Excerpted records -
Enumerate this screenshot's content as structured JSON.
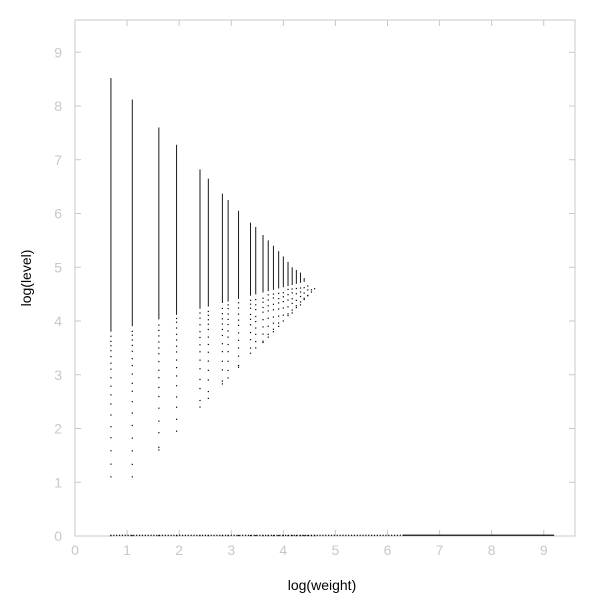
{
  "chart_data": {
    "type": "scatter",
    "title": "",
    "xlabel": "log(weight)",
    "ylabel": "log(level)",
    "xlim": [
      0,
      9.6
    ],
    "ylim": [
      0,
      9.6
    ],
    "xticks": [
      "0",
      "1",
      "2",
      "3",
      "4",
      "5",
      "6",
      "7",
      "8",
      "9"
    ],
    "yticks": [
      "0",
      "1",
      "2",
      "3",
      "4",
      "5",
      "6",
      "7",
      "8",
      "9"
    ],
    "grid": false,
    "legend": "none",
    "colors": {
      "points": "#000000",
      "frame": "#c8c8c8",
      "tick_labels": "#c8c8c8"
    },
    "columns": [
      {
        "x": 0.69,
        "y_min": 1.1,
        "y_max": 8.52
      },
      {
        "x": 1.1,
        "y_min": 1.1,
        "y_max": 8.12
      },
      {
        "x": 1.61,
        "y_min": 1.6,
        "y_max": 7.6
      },
      {
        "x": 1.95,
        "y_min": 1.95,
        "y_max": 7.28
      },
      {
        "x": 2.4,
        "y_min": 2.4,
        "y_max": 6.82
      },
      {
        "x": 2.56,
        "y_min": 2.56,
        "y_max": 6.65
      },
      {
        "x": 2.83,
        "y_min": 2.83,
        "y_max": 6.37
      },
      {
        "x": 2.94,
        "y_min": 2.94,
        "y_max": 6.25
      },
      {
        "x": 3.14,
        "y_min": 3.14,
        "y_max": 6.05
      },
      {
        "x": 3.37,
        "y_min": 3.4,
        "y_max": 5.83
      },
      {
        "x": 3.47,
        "y_min": 3.5,
        "y_max": 5.75
      },
      {
        "x": 3.61,
        "y_min": 3.6,
        "y_max": 5.6
      },
      {
        "x": 3.71,
        "y_min": 3.7,
        "y_max": 5.5
      },
      {
        "x": 3.81,
        "y_min": 3.8,
        "y_max": 5.4
      },
      {
        "x": 3.91,
        "y_min": 3.9,
        "y_max": 5.3
      },
      {
        "x": 4.0,
        "y_min": 4.0,
        "y_max": 5.2
      },
      {
        "x": 4.09,
        "y_min": 4.1,
        "y_max": 5.1
      },
      {
        "x": 4.17,
        "y_min": 4.15,
        "y_max": 5.0
      },
      {
        "x": 4.25,
        "y_min": 4.25,
        "y_max": 4.95
      },
      {
        "x": 4.33,
        "y_min": 4.3,
        "y_max": 4.9
      },
      {
        "x": 4.4,
        "y_min": 4.4,
        "y_max": 4.8
      },
      {
        "x": 4.47,
        "y_min": 4.47,
        "y_max": 4.72
      },
      {
        "x": 4.54,
        "y_min": 4.54,
        "y_max": 4.66
      },
      {
        "x": 4.6,
        "y_min": 4.6,
        "y_max": 4.62
      }
    ],
    "baseline": {
      "y": 0,
      "x_min": 0.69,
      "x_max": 9.2
    }
  }
}
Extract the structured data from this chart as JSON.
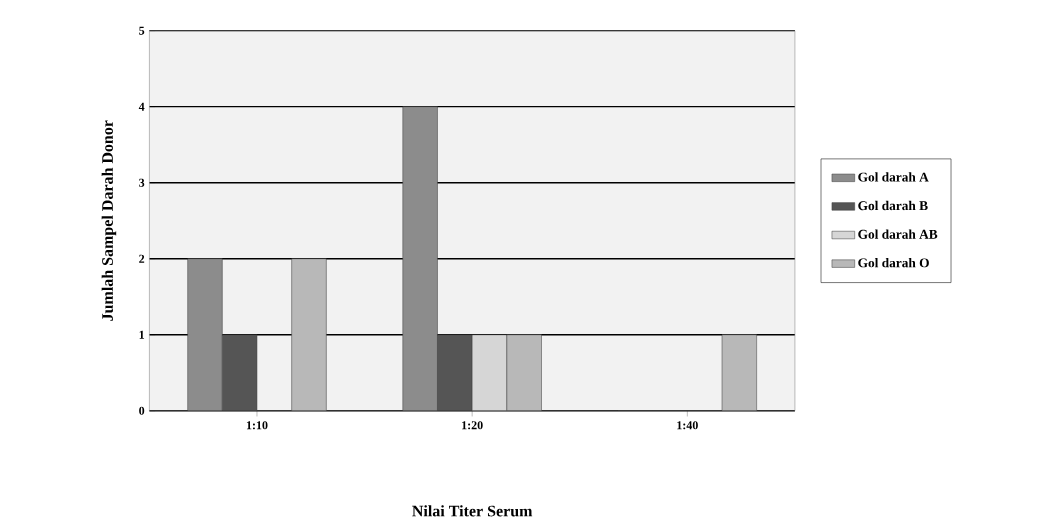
{
  "chart_data": {
    "type": "bar",
    "xlabel": "Nilai Titer Serum",
    "ylabel": "Jumlah Sampel  Darah Donor",
    "categories": [
      "1:10",
      "1:20",
      "1:40"
    ],
    "series": [
      {
        "name": "Gol darah A",
        "color": "#8c8c8c",
        "values": [
          2,
          4,
          0
        ]
      },
      {
        "name": "Gol darah B",
        "color": "#555555",
        "values": [
          1,
          1,
          0
        ]
      },
      {
        "name": "Gol darah AB",
        "color": "#d6d6d6",
        "values": [
          0,
          1,
          0
        ]
      },
      {
        "name": "Gol darah O",
        "color": "#b8b8b8",
        "values": [
          2,
          1,
          1
        ]
      }
    ],
    "ylim": [
      0,
      5
    ],
    "yticks": [
      0,
      1,
      2,
      3,
      4,
      5
    ],
    "grid": "y",
    "legend": "right"
  }
}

Instructions for the task -
From the entries above, copy every line where the word "xlabel" shows up.

Exercise response -
    "xlabel": "log(weight)",
    "xlabel": "Nilai Titer Serum",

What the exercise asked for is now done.